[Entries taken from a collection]
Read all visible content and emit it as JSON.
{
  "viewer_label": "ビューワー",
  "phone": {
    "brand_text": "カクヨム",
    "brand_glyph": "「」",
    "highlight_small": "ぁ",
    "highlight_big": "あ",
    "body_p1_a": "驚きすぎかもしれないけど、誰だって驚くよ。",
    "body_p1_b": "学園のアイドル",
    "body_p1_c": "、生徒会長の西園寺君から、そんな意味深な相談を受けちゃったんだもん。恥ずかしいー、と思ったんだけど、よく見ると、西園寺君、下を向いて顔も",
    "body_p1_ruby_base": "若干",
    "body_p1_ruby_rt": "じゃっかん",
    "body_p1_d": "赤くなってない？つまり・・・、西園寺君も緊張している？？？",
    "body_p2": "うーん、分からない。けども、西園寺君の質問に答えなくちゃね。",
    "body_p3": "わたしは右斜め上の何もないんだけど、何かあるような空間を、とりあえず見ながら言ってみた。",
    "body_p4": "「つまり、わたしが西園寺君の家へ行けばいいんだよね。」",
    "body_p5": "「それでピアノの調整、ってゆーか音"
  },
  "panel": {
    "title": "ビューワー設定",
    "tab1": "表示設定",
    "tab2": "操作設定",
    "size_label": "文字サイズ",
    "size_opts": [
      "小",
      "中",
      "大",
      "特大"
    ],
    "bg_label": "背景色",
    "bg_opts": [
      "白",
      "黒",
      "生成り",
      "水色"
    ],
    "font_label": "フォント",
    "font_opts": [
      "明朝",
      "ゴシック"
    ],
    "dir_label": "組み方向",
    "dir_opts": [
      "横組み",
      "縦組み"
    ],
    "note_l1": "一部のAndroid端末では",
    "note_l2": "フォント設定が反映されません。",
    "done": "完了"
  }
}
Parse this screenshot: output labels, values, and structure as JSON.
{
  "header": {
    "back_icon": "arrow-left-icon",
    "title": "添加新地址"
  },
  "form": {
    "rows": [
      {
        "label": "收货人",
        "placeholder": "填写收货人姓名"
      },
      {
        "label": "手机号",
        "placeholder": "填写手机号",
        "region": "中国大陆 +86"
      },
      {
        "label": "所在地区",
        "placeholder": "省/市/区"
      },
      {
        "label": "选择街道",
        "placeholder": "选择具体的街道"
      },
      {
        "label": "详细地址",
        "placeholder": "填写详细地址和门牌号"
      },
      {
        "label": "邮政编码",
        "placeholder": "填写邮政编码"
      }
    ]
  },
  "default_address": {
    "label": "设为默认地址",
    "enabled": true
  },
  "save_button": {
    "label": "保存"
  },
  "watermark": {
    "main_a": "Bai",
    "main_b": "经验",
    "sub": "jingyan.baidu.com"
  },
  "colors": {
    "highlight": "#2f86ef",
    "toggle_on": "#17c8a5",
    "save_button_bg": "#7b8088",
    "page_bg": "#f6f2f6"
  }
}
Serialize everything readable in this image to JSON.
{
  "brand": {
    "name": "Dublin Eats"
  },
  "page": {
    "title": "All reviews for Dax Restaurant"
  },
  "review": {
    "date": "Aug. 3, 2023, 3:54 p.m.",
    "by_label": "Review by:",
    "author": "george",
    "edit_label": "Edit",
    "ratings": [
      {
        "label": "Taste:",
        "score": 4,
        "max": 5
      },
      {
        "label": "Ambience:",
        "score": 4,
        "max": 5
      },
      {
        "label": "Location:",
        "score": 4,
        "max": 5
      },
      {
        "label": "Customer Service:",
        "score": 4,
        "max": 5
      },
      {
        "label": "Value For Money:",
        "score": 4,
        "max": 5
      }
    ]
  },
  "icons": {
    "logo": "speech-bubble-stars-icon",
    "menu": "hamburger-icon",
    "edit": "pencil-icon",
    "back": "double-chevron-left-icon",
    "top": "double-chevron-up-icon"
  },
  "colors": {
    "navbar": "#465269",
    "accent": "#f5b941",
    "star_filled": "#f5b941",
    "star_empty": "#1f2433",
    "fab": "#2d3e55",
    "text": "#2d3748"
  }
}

[Request] Give only the number of lines in the material above that include the word "chevron".

[Answer in full] 2